══ Task material ══
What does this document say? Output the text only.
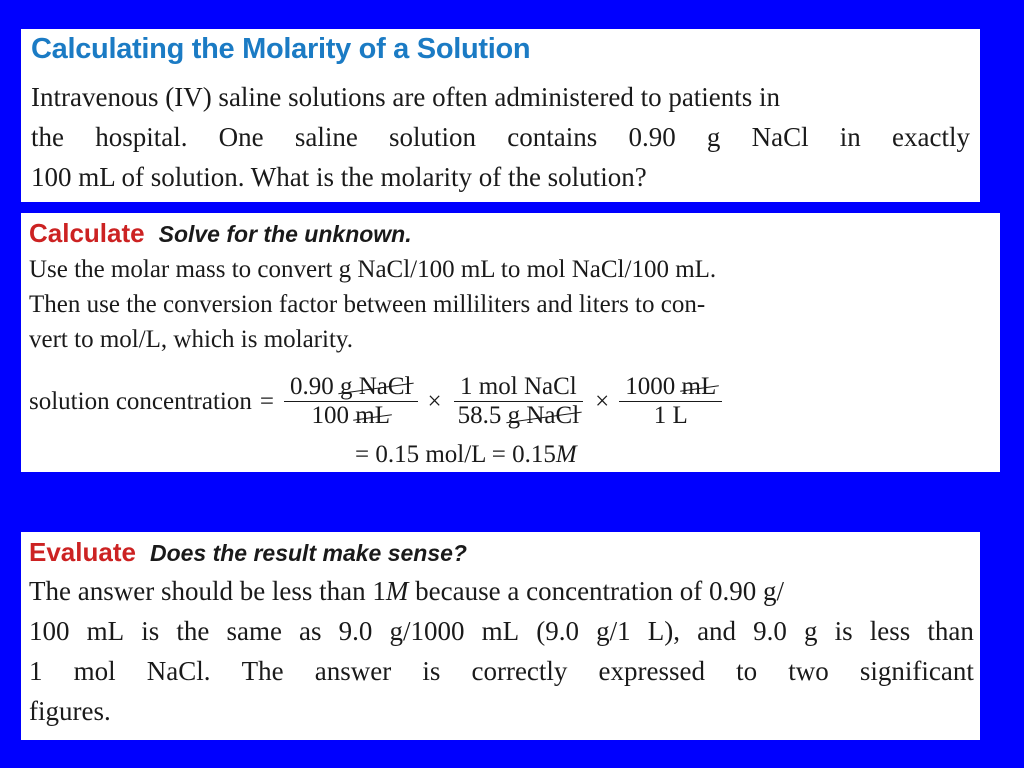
Calculating the Molarity of a Solution
Intravenous (IV) saline solutions are often administered to patients in
the hospital. One saline solution contains 0.90 g NaCl in exactly
100 mL of solution. What is the molarity of the solution?
Calculate Solve for the unknown.
Use the molar mass to convert g NaCl/100 mL to mol NaCl/100 mL.
Then use the conversion factor between milliliters and liters to con-
vert to mol/L, which is molarity.
solution concentration = $\frac{\text{0.90 g NaCl}}{100 mL} \times \frac{\text{1 mol NaCl}}{\text{58.5 g NaCl}} \times \frac{1000 mL}{1 L}$
= 0.15 mol/L = 0.15M
Evaluate Does the result make sense?
The answer should be less than 1M because a concentration of 0.90 g/
100 mL is the same as 9.0 g/1000 mL (9.0 g/1 L), and 9.0 g is less than
1 mol NaCl. The answer is correctly expressed to two significant
figures.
═══
Leave the pictures out and copy the rest of the data exactly.

# Expected output:
What does this document say? Output the text only.
Calculating the Molarity of a Solution
Intravenous (IV) saline solutions are often administered to patients in
the hospital. One saline solution contains 0.90 g NaCl in exactly
100 mL of solution. What is the molarity of the solution?
Calculate Solve for the unknown.
Use the molar mass to convert g NaCl/100 mL to mol NaCl/100 mL.
Then use the conversion factor between milliliters and liters to con-
vert to mol/L, which is molarity.
solution concentration = $\frac{\text{0.90 g NaCl}}{100 mL} \times \frac{\text{1 mol NaCl}}{\text{58.5 g NaCl}} \times \frac{1000 mL}{1 L}$
= 0.15 mol/L = 0.15M
Evaluate Does the result make sense?
The answer should be less than 1M because a concentration of 0.90 g/
100 mL is the same as 9.0 g/1000 mL (9.0 g/1 L), and 9.0 g is less than
1 mol NaCl. The answer is correctly expressed to two significant
figures.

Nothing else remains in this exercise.